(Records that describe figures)
********

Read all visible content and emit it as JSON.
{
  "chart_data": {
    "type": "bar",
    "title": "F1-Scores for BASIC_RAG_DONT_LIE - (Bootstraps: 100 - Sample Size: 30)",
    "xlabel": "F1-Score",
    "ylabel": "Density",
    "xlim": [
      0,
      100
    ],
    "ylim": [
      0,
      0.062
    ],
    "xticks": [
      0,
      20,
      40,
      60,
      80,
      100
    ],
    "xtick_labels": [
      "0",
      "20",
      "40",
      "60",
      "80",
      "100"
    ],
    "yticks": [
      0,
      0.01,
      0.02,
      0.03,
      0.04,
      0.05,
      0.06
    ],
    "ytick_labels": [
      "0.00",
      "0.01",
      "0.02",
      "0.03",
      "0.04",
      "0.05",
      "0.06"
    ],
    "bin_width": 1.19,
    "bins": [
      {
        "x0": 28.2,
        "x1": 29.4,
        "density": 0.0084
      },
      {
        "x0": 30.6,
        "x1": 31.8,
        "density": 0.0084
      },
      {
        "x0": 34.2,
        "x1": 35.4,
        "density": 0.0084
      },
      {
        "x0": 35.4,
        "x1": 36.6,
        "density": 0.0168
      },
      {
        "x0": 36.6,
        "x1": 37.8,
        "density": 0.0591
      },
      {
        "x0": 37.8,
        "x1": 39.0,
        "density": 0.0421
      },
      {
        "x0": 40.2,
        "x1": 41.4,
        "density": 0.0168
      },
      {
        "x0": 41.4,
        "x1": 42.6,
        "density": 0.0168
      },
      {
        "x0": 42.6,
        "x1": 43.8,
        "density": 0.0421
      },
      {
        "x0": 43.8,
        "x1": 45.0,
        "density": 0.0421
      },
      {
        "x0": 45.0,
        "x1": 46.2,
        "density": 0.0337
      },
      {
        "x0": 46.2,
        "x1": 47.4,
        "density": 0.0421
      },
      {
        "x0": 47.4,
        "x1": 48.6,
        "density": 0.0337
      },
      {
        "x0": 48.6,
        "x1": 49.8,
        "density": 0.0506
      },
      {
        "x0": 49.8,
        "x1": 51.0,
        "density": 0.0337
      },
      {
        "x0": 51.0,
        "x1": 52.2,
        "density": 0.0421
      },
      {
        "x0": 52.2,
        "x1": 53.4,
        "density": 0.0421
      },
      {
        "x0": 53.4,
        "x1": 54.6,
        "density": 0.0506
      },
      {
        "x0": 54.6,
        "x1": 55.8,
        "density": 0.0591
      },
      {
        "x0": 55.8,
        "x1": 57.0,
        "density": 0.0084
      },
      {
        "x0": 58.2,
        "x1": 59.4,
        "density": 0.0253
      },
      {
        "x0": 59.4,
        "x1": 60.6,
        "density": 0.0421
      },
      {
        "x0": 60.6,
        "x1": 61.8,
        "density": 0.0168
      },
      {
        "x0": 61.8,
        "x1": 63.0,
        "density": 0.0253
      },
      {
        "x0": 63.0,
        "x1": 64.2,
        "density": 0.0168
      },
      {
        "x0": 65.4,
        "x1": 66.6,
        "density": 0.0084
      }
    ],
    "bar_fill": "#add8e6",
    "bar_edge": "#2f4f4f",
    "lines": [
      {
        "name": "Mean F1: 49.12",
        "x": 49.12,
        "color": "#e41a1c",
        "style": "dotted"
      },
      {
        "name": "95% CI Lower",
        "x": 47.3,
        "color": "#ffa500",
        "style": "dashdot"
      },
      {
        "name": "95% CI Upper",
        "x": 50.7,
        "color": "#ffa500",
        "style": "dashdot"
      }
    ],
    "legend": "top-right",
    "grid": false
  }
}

********

### PROBLEM STATEMENT
Every entry above needs to be quoted exactly.

### TASK ANSWER
Read all visible content and emit it as JSON.
{
  "chart_data": {
    "type": "bar",
    "title": "F1-Scores for BASIC_RAG_DONT_LIE - (Bootstraps: 100 - Sample Size: 30)",
    "xlabel": "F1-Score",
    "ylabel": "Density",
    "xlim": [
      0,
      100
    ],
    "ylim": [
      0,
      0.062
    ],
    "xticks": [
      0,
      20,
      40,
      60,
      80,
      100
    ],
    "xtick_labels": [
      "0",
      "20",
      "40",
      "60",
      "80",
      "100"
    ],
    "yticks": [
      0,
      0.01,
      0.02,
      0.03,
      0.04,
      0.05,
      0.06
    ],
    "ytick_labels": [
      "0.00",
      "0.01",
      "0.02",
      "0.03",
      "0.04",
      "0.05",
      "0.06"
    ],
    "bin_width": 1.19,
    "bins": [
      {
        "x0": 28.2,
        "x1": 29.4,
        "density": 0.0084
      },
      {
        "x0": 30.6,
        "x1": 31.8,
        "density": 0.0084
      },
      {
        "x0": 34.2,
        "x1": 35.4,
        "density": 0.0084
      },
      {
        "x0": 35.4,
        "x1": 36.6,
        "density": 0.0168
      },
      {
        "x0": 36.6,
        "x1": 37.8,
        "density": 0.0591
      },
      {
        "x0": 37.8,
        "x1": 39.0,
        "density": 0.0421
      },
      {
        "x0": 40.2,
        "x1": 41.4,
        "density": 0.0168
      },
      {
        "x0": 41.4,
        "x1": 42.6,
        "density": 0.0168
      },
      {
        "x0": 42.6,
        "x1": 43.8,
        "density": 0.0421
      },
      {
        "x0": 43.8,
        "x1": 45.0,
        "density": 0.0421
      },
      {
        "x0": 45.0,
        "x1": 46.2,
        "density": 0.0337
      },
      {
        "x0": 46.2,
        "x1": 47.4,
        "density": 0.0421
      },
      {
        "x0": 47.4,
        "x1": 48.6,
        "density": 0.0337
      },
      {
        "x0": 48.6,
        "x1": 49.8,
        "density": 0.0506
      },
      {
        "x0": 49.8,
        "x1": 51.0,
        "density": 0.0337
      },
      {
        "x0": 51.0,
        "x1": 52.2,
        "density": 0.0421
      },
      {
        "x0": 52.2,
        "x1": 53.4,
        "density": 0.0421
      },
      {
        "x0": 53.4,
        "x1": 54.6,
        "density": 0.0506
      },
      {
        "x0": 54.6,
        "x1": 55.8,
        "density": 0.0591
      },
      {
        "x0": 55.8,
        "x1": 57.0,
        "density": 0.0084
      },
      {
        "x0": 58.2,
        "x1": 59.4,
        "density": 0.0253
      },
      {
        "x0": 59.4,
        "x1": 60.6,
        "density": 0.0421
      },
      {
        "x0": 60.6,
        "x1": 61.8,
        "density": 0.0168
      },
      {
        "x0": 61.8,
        "x1": 63.0,
        "density": 0.0253
      },
      {
        "x0": 63.0,
        "x1": 64.2,
        "density": 0.0168
      },
      {
        "x0": 65.4,
        "x1": 66.6,
        "density": 0.0084
      }
    ],
    "bar_fill": "#add8e6",
    "bar_edge": "#2f4f4f",
    "lines": [
      {
        "name": "Mean F1: 49.12",
        "x": 49.12,
        "color": "#e41a1c",
        "style": "dotted"
      },
      {
        "name": "95% CI Lower",
        "x": 47.3,
        "color": "#ffa500",
        "style": "dashdot"
      },
      {
        "name": "95% CI Upper",
        "x": 50.7,
        "color": "#ffa500",
        "style": "dashdot"
      }
    ],
    "legend": "top-right",
    "grid": false
  }
}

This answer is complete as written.